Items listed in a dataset
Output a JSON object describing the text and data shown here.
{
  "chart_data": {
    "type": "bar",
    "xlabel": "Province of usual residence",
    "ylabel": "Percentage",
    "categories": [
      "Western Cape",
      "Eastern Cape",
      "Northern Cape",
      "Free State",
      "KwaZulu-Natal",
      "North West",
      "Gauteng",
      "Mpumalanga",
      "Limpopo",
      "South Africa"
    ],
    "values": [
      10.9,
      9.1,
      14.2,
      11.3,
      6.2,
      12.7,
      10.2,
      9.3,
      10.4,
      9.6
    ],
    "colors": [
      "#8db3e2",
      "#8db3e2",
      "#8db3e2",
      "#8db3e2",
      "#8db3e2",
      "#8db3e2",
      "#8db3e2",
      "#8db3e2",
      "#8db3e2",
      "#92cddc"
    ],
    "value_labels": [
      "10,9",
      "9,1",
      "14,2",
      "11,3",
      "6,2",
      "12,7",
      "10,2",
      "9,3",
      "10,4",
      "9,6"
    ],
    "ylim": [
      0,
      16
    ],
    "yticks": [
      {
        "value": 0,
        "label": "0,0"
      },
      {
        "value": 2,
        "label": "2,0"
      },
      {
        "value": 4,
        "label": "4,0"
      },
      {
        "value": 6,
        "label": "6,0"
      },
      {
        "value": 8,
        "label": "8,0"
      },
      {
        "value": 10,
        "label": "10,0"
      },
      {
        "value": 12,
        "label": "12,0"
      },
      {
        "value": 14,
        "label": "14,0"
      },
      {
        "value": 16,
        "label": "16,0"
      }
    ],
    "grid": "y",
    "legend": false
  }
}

==

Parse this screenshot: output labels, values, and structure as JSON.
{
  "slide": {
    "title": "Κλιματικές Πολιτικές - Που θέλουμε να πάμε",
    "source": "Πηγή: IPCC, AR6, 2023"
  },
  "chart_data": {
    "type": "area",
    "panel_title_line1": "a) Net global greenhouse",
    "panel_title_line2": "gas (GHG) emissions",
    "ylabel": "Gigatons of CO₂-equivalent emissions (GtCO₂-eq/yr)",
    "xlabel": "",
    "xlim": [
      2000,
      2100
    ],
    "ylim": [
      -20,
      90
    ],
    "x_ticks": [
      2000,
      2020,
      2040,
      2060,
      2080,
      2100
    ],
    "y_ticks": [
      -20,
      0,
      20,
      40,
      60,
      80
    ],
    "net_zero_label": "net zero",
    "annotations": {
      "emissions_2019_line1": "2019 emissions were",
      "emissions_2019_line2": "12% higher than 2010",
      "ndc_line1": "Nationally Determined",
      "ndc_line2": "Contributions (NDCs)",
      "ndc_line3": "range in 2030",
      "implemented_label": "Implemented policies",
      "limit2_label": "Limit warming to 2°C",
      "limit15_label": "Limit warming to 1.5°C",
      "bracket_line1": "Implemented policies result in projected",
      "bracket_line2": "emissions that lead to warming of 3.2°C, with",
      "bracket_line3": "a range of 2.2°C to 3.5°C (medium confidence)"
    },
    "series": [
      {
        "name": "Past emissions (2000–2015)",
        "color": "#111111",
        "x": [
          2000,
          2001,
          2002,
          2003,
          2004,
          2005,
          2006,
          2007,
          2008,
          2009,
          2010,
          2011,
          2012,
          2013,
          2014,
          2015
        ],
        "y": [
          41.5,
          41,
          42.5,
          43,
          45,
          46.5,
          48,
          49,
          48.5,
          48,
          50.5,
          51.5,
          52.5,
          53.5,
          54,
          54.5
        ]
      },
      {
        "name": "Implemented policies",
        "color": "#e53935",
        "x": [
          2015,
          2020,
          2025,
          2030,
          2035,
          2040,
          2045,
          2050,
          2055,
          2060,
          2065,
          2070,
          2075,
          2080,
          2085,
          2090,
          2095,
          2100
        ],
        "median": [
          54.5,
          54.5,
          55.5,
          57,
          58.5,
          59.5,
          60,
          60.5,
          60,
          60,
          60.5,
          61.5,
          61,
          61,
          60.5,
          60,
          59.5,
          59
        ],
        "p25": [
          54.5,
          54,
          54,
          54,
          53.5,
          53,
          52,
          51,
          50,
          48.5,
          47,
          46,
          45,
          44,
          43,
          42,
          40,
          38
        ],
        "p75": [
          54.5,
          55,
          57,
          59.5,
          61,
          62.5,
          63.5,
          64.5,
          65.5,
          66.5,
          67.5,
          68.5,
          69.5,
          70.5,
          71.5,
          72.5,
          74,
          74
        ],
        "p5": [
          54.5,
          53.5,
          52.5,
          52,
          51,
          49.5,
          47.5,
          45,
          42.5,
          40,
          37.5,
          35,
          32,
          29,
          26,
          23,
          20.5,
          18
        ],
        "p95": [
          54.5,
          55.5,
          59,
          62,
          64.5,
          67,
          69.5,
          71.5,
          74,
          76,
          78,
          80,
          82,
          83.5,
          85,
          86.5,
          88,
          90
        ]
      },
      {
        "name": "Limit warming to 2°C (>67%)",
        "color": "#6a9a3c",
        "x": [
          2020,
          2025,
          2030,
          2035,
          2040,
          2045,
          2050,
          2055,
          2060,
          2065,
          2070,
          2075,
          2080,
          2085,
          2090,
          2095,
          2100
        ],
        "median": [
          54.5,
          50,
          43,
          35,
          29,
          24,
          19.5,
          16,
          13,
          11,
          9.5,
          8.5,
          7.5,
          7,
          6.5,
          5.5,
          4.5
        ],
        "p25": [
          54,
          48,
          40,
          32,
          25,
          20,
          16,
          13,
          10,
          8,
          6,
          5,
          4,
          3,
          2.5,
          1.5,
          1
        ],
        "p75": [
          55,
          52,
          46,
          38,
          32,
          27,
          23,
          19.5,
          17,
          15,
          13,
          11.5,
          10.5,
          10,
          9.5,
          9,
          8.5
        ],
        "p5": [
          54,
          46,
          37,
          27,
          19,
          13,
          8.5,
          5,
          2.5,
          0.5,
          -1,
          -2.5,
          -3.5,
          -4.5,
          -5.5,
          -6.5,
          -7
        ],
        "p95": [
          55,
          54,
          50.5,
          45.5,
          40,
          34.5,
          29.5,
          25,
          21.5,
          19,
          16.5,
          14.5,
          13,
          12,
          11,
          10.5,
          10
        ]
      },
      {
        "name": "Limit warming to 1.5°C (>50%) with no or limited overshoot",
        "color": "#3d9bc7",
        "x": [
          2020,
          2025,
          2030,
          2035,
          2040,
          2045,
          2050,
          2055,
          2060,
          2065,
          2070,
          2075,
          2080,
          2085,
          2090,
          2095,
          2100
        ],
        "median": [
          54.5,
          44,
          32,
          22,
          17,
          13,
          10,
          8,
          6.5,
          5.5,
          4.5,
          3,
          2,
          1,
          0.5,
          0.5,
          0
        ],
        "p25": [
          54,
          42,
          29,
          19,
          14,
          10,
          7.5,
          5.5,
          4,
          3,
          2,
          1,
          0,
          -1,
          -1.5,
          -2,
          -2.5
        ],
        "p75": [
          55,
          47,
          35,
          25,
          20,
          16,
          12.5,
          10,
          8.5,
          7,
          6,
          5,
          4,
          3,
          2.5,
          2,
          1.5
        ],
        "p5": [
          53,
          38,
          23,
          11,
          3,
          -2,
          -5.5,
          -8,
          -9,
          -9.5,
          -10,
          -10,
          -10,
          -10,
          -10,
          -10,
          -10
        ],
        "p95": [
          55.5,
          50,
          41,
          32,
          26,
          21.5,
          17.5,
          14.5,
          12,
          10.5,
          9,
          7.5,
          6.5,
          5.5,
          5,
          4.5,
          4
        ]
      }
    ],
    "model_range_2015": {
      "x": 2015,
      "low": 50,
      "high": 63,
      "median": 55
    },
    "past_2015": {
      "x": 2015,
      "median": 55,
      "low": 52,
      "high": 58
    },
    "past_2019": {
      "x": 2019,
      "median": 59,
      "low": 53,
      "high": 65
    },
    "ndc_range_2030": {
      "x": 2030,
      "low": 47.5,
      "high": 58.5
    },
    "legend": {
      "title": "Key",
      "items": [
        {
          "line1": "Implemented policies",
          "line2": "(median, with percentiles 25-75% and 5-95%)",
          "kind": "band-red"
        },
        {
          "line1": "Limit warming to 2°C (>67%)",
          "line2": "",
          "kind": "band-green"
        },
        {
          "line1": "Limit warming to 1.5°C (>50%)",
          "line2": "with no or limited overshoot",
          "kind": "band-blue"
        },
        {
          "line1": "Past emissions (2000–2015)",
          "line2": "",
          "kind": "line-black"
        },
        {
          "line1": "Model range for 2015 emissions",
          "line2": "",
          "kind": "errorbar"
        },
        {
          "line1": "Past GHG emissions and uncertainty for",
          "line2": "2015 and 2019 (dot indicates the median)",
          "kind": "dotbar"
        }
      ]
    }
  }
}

...

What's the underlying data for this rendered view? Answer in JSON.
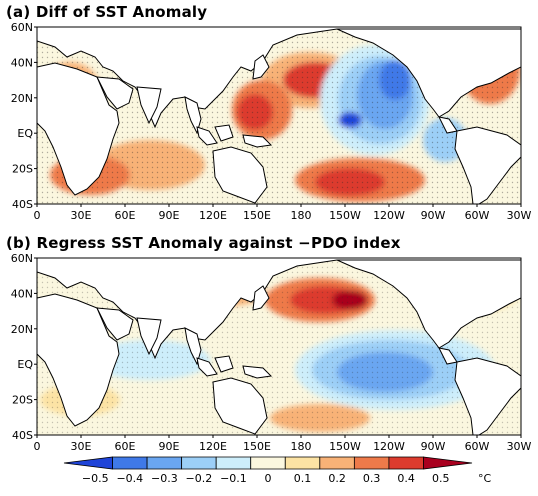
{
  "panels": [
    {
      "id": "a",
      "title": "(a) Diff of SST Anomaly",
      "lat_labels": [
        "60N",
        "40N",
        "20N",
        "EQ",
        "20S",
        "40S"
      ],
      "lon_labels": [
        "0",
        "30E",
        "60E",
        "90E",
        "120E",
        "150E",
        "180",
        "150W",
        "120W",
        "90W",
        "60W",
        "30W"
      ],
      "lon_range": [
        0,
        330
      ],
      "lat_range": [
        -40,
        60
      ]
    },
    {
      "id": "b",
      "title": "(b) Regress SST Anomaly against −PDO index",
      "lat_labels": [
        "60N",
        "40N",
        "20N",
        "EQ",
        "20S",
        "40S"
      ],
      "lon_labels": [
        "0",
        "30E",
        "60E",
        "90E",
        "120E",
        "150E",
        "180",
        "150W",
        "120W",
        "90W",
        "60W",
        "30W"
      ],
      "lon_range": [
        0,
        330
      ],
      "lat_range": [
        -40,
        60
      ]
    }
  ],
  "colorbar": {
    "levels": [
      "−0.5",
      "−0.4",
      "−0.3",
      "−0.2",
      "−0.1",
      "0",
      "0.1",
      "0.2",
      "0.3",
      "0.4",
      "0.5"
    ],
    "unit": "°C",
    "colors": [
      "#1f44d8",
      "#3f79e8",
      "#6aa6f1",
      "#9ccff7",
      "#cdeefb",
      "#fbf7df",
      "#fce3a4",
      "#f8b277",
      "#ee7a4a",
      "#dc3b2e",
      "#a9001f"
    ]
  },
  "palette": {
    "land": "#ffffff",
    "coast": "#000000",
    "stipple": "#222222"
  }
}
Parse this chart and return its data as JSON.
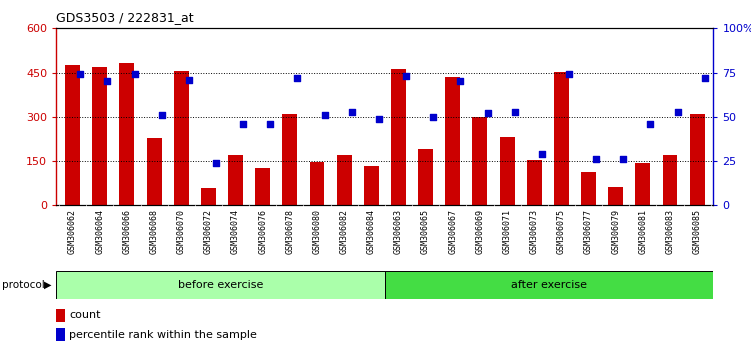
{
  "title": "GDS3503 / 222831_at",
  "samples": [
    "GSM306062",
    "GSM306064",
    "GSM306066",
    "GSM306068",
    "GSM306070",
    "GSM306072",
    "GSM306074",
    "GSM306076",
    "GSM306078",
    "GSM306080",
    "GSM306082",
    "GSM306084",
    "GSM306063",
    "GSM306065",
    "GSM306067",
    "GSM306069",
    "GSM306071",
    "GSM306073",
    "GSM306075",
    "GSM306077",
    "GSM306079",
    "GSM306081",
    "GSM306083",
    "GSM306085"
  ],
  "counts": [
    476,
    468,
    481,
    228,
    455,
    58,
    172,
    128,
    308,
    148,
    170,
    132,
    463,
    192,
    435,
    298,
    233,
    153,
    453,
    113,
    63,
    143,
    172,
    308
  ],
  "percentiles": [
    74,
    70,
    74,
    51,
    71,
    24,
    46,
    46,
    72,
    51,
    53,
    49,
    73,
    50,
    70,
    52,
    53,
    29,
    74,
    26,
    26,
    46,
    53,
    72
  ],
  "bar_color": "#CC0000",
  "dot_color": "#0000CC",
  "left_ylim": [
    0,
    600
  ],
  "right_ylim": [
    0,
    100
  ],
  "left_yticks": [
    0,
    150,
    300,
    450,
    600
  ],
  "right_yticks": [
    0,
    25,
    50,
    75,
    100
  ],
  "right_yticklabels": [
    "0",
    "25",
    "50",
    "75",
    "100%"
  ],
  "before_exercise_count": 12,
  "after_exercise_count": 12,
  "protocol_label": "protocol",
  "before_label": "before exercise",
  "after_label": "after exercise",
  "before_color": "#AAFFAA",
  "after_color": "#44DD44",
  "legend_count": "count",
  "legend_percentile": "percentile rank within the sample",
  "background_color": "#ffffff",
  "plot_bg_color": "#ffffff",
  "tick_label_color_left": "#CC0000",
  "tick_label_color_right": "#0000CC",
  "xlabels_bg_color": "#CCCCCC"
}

• Aim of the exercise: Find the string "overshoot" in the entries above and return each line that holds it.

• Result:
        "name": "Limit warming to 1.5°C (>50%) with no or limited overshoot",
          "line2": "with no or limited overshoot",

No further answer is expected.